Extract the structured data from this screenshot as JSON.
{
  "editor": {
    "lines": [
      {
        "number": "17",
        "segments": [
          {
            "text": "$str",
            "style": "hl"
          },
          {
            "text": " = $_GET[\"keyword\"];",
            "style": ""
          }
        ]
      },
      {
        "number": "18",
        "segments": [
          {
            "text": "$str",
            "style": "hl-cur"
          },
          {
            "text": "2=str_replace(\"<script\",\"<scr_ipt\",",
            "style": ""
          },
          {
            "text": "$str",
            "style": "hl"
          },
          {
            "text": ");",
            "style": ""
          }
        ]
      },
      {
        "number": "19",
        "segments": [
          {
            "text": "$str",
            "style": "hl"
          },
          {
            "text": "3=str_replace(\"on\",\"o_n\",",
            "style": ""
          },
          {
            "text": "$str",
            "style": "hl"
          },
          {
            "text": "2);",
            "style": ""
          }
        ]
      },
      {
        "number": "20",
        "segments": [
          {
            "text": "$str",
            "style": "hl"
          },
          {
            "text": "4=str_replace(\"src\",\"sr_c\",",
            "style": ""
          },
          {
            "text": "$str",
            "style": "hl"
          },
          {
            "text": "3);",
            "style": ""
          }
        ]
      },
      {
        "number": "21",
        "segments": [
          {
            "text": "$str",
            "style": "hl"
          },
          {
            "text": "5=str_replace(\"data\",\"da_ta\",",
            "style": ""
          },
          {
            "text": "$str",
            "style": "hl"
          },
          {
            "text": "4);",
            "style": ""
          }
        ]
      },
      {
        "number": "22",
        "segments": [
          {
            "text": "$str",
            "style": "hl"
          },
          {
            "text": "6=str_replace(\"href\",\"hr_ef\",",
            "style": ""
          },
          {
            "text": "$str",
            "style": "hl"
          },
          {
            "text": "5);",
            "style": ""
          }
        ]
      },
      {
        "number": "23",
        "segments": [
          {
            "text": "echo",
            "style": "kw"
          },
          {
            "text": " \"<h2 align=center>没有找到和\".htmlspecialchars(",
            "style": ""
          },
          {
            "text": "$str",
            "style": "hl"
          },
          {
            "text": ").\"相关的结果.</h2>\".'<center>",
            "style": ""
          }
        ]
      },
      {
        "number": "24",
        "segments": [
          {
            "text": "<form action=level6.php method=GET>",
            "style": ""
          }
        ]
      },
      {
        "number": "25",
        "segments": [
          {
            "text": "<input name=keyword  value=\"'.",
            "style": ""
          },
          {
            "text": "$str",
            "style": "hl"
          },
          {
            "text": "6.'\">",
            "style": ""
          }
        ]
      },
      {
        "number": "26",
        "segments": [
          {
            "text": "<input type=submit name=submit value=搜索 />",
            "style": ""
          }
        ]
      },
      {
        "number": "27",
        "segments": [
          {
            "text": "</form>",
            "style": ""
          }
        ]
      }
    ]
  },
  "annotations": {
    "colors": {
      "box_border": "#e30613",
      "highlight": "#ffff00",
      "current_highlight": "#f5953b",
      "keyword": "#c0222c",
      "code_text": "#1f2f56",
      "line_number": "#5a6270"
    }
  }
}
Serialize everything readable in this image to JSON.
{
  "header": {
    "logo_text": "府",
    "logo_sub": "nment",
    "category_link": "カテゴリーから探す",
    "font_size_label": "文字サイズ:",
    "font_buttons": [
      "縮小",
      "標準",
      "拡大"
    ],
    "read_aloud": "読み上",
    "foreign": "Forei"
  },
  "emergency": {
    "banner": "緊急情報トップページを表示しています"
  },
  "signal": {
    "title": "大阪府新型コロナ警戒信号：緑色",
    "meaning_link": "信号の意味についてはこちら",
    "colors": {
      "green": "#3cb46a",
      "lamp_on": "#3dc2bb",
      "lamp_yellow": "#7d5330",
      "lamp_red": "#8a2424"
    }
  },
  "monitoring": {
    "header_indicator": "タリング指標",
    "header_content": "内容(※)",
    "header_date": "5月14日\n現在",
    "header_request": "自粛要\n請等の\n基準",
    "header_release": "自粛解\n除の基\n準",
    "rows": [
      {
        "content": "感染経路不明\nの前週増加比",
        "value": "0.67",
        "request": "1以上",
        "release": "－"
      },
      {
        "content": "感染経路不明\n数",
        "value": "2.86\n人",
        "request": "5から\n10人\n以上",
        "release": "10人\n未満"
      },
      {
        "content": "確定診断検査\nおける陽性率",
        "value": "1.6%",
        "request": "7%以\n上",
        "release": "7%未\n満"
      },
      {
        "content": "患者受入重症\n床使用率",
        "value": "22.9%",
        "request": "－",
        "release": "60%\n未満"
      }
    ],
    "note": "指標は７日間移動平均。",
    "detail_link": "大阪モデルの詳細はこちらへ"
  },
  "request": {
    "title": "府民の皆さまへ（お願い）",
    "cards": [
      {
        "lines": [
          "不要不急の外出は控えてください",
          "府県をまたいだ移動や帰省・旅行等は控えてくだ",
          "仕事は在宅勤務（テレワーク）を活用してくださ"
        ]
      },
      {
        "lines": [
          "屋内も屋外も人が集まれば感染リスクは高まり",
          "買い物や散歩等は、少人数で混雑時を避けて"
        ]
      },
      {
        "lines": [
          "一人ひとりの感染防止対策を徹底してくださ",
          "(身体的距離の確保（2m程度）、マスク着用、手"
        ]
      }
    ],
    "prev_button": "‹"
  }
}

*Objective:*
Scan the material above. Extract every line in which the word "form" occurs.

*Response to the exercise:*
            "text": "<form action=level6.php method=GET>",
            "text": "</form>",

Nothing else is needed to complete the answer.